▸ **Short task**
Pull out every line of the listing below where "equation" appears.

Figure content listings
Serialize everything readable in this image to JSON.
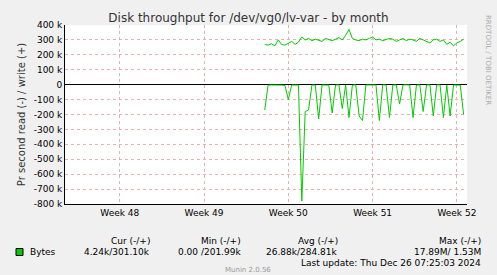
{
  "chart_data": {
    "type": "line",
    "title": "Disk throughput for /dev/vg0/lv-var - by month",
    "y_label": "Pr second read (-) / write (+)",
    "side_text": "RRDTOOL / TOBI OETIKER",
    "x": [
      49.72,
      49.76,
      49.8,
      49.84,
      49.88,
      49.92,
      49.96,
      50.0,
      50.04,
      50.08,
      50.12,
      50.16,
      50.2,
      50.24,
      50.28,
      50.32,
      50.36,
      50.4,
      50.44,
      50.48,
      50.52,
      50.56,
      50.6,
      50.64,
      50.68,
      50.72,
      50.76,
      50.8,
      50.84,
      50.88,
      50.92,
      50.96,
      51.0,
      51.04,
      51.08,
      51.12,
      51.16,
      51.2,
      51.24,
      51.28,
      51.32,
      51.36,
      51.4,
      51.44,
      51.48,
      51.52,
      51.56,
      51.6,
      51.64,
      51.68,
      51.72,
      51.76,
      51.8,
      51.84,
      51.88,
      51.92,
      51.96,
      52.0,
      52.04,
      52.08
    ],
    "series": [
      {
        "name": "Bytes",
        "color": "#00cc00",
        "values": [
          270000,
          265000,
          275000,
          260000,
          300000,
          270000,
          265000,
          280000,
          290000,
          270000,
          285000,
          320000,
          300000,
          310000,
          295000,
          305000,
          300000,
          290000,
          310000,
          300000,
          295000,
          305000,
          315000,
          300000,
          330000,
          370000,
          310000,
          300000,
          295000,
          305000,
          300000,
          310000,
          320000,
          300000,
          305000,
          295000,
          300000,
          310000,
          305000,
          290000,
          300000,
          310000,
          295000,
          305000,
          300000,
          290000,
          310000,
          300000,
          295000,
          280000,
          300000,
          305000,
          290000,
          300000,
          270000,
          285000,
          260000,
          280000,
          290000,
          305000
        ]
      },
      {
        "color": "#00cc00",
        "values": [
          -170000,
          -3000,
          -2000,
          -1000,
          -2000,
          -3000,
          -5000,
          -100000,
          -2000,
          -1000,
          -3000,
          -780000,
          -180000,
          -170000,
          -2000,
          -3000,
          -230000,
          -2000,
          -1000,
          -3000,
          -190000,
          -2000,
          -1000,
          -160000,
          -2000,
          -220000,
          -3000,
          -1000,
          -210000,
          -240000,
          -2000,
          -1000,
          -3000,
          -2000,
          -240000,
          -1000,
          -2000,
          -220000,
          -3000,
          -1000,
          -130000,
          -2000,
          -1000,
          -2000,
          -220000,
          -3000,
          -1000,
          -180000,
          -2000,
          -1000,
          -210000,
          -2000,
          -1000,
          -220000,
          -3000,
          -210000,
          -2000,
          -1000,
          -3000,
          -200000
        ]
      }
    ],
    "xlim": [
      47.35,
      52.12
    ],
    "xticks": [
      {
        "value": 48,
        "label": "Week 48"
      },
      {
        "value": 49,
        "label": "Week 49"
      },
      {
        "value": 50,
        "label": "Week 50"
      },
      {
        "value": 51,
        "label": "Week 51"
      },
      {
        "value": 52,
        "label": "Week 52"
      }
    ],
    "ylim": [
      -800000,
      400000
    ],
    "yticks": [
      {
        "value": -800000,
        "label": "-800 k"
      },
      {
        "value": -700000,
        "label": "-700 k"
      },
      {
        "value": -600000,
        "label": "-600 k"
      },
      {
        "value": -500000,
        "label": "-500 k"
      },
      {
        "value": -400000,
        "label": "-400 k"
      },
      {
        "value": -300000,
        "label": "-300 k"
      },
      {
        "value": -200000,
        "label": "-200 k"
      },
      {
        "value": -100000,
        "label": "-100 k"
      },
      0,
      {
        "value": 100000,
        "label": "100 k"
      },
      {
        "value": 200000,
        "label": "200 k"
      },
      {
        "value": 300000,
        "label": "300 k"
      },
      {
        "value": 400000,
        "label": "400 k"
      }
    ],
    "grid": true,
    "footer": {
      "header": [
        "Cur (-/+)",
        "Min (-/+)",
        "Avg (-/+)",
        "Max (-/+)"
      ],
      "row": [
        "4.24k/301.10k",
        "0.00 /201.99k",
        "26.88k/284.81k",
        "17.89M/ 1.53M"
      ],
      "last_update": "Last update: Thu Dec 26 07:25:03 2024",
      "credit": "Munin 2.0.56"
    }
  }
}
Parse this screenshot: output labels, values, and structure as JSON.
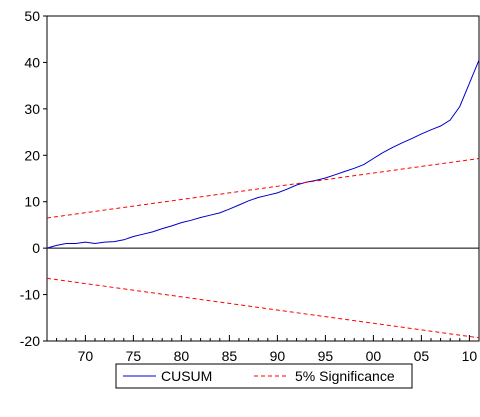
{
  "chart_data": {
    "type": "line",
    "title": "",
    "xlabel": "",
    "ylabel": "",
    "xlim": [
      1966,
      2011
    ],
    "ylim": [
      -20,
      50
    ],
    "grid": false,
    "legend_position": "bottom",
    "colors": {
      "cusum": "#0000cc",
      "significance": "#ff0000",
      "zero_line": "#000000"
    },
    "y_ticks": [
      {
        "value": 50,
        "label": "50"
      },
      {
        "value": 40,
        "label": "40"
      },
      {
        "value": 30,
        "label": "30"
      },
      {
        "value": 20,
        "label": "20"
      },
      {
        "value": 10,
        "label": "10"
      },
      {
        "value": 0,
        "label": "0"
      },
      {
        "value": -10,
        "label": "-10"
      },
      {
        "value": -20,
        "label": "-20"
      }
    ],
    "x_ticks": [
      {
        "value": 1970,
        "label": "70"
      },
      {
        "value": 1975,
        "label": "75"
      },
      {
        "value": 1980,
        "label": "80"
      },
      {
        "value": 1985,
        "label": "85"
      },
      {
        "value": 1990,
        "label": "90"
      },
      {
        "value": 1995,
        "label": "95"
      },
      {
        "value": 2000,
        "label": "00"
      },
      {
        "value": 2005,
        "label": "05"
      },
      {
        "value": 2010,
        "label": "10"
      }
    ],
    "series": [
      {
        "name": "CUSUM",
        "style": "solid",
        "x": [
          1966,
          1967,
          1968,
          1969,
          1970,
          1971,
          1972,
          1973,
          1974,
          1975,
          1976,
          1977,
          1978,
          1979,
          1980,
          1981,
          1982,
          1983,
          1984,
          1985,
          1986,
          1987,
          1988,
          1989,
          1990,
          1991,
          1992,
          1993,
          1994,
          1995,
          1996,
          1997,
          1998,
          1999,
          2000,
          2001,
          2002,
          2003,
          2004,
          2005,
          2006,
          2007,
          2008,
          2009,
          2010,
          2011
        ],
        "y": [
          0,
          0.6,
          1.0,
          1.0,
          1.3,
          1.0,
          1.3,
          1.4,
          1.8,
          2.5,
          3.0,
          3.5,
          4.2,
          4.8,
          5.5,
          6.0,
          6.6,
          7.1,
          7.6,
          8.4,
          9.3,
          10.2,
          10.9,
          11.4,
          11.9,
          12.7,
          13.6,
          14.2,
          14.6,
          15.1,
          15.8,
          16.5,
          17.2,
          18.0,
          19.3,
          20.6,
          21.7,
          22.7,
          23.6,
          24.6,
          25.5,
          26.3,
          27.6,
          30.5,
          35.5,
          40.5
        ]
      },
      {
        "name": "5% Significance",
        "style": "dashed",
        "x": [
          1966,
          2011
        ],
        "y": [
          6.5,
          19.3
        ]
      },
      {
        "name": "",
        "style": "dashed",
        "x": [
          1966,
          2011
        ],
        "y": [
          -6.5,
          -19.3
        ]
      }
    ],
    "legend": [
      {
        "label": "CUSUM",
        "style": "solid"
      },
      {
        "label": "5% Significance",
        "style": "dashed"
      }
    ]
  }
}
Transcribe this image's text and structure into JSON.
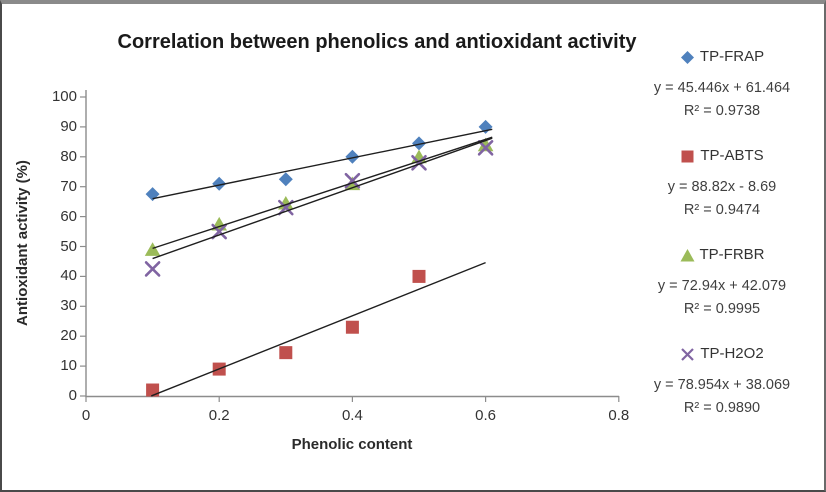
{
  "chart_data": {
    "type": "scatter",
    "title": "Correlation between phenolics and antioxidant activity",
    "xlabel": "Phenolic content",
    "ylabel": "Antioxidant activity (%)",
    "xlim": [
      0,
      0.8
    ],
    "ylim": [
      0,
      100
    ],
    "x_tick_labels": [
      "0",
      "0.2",
      "0.4",
      "0.6",
      "0.8"
    ],
    "y_tick_labels": [
      "0",
      "10",
      "20",
      "30",
      "40",
      "50",
      "60",
      "70",
      "80",
      "90",
      "100"
    ],
    "grid": false,
    "legend_position": "right",
    "axis_color": "#8c8c8c",
    "trendline_color": "#1f1f1f",
    "series": [
      {
        "name": "TP-FRAP",
        "marker": "diamond",
        "color": "#4F81BD",
        "x": [
          0.1,
          0.2,
          0.3,
          0.4,
          0.5,
          0.6
        ],
        "y": [
          67.5,
          71,
          72.5,
          80,
          84.5,
          90
        ],
        "equation": "y = 45.446x + 61.464",
        "r_squared": "R² = 0.9738",
        "trend": {
          "slope": 45.446,
          "intercept": 61.464,
          "x_start": 0.1,
          "x_end": 0.61
        }
      },
      {
        "name": "TP-ABTS",
        "marker": "square",
        "color": "#C0504D",
        "x": [
          0.1,
          0.2,
          0.3,
          0.4,
          0.5
        ],
        "y": [
          2,
          9,
          14.5,
          23,
          40
        ],
        "equation": "y = 88.82x - 8.69",
        "r_squared": "R² = 0.9474",
        "trend": {
          "slope": 88.82,
          "intercept": -8.69,
          "x_start": 0.098,
          "x_end": 0.6
        }
      },
      {
        "name": "TP-FRBR",
        "marker": "triangle",
        "color": "#9BBB59",
        "x": [
          0.1,
          0.2,
          0.3,
          0.4,
          0.5,
          0.6
        ],
        "y": [
          49,
          57.5,
          64.5,
          71,
          80,
          84
        ],
        "equation": "y = 72.94x + 42.079",
        "r_squared": "R² = 0.9995",
        "trend": {
          "slope": 72.94,
          "intercept": 42.079,
          "x_start": 0.1,
          "x_end": 0.61
        }
      },
      {
        "name": "TP-H2O2",
        "marker": "x",
        "color": "#8064A2",
        "x": [
          0.1,
          0.2,
          0.3,
          0.4,
          0.5,
          0.6
        ],
        "y": [
          42.5,
          55,
          63,
          72,
          78,
          83
        ],
        "equation": "y = 78.954x + 38.069",
        "r_squared": "R² = 0.9890",
        "trend": {
          "slope": 78.954,
          "intercept": 38.069,
          "x_start": 0.1,
          "x_end": 0.61
        }
      }
    ]
  }
}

▸ **Response**
        "equation": "y = 45.446x + 61.464",
        "equation": "y = 88.82x - 8.69",
        "equation": "y = 72.94x + 42.079",
        "equation": "y = 78.954x + 38.069",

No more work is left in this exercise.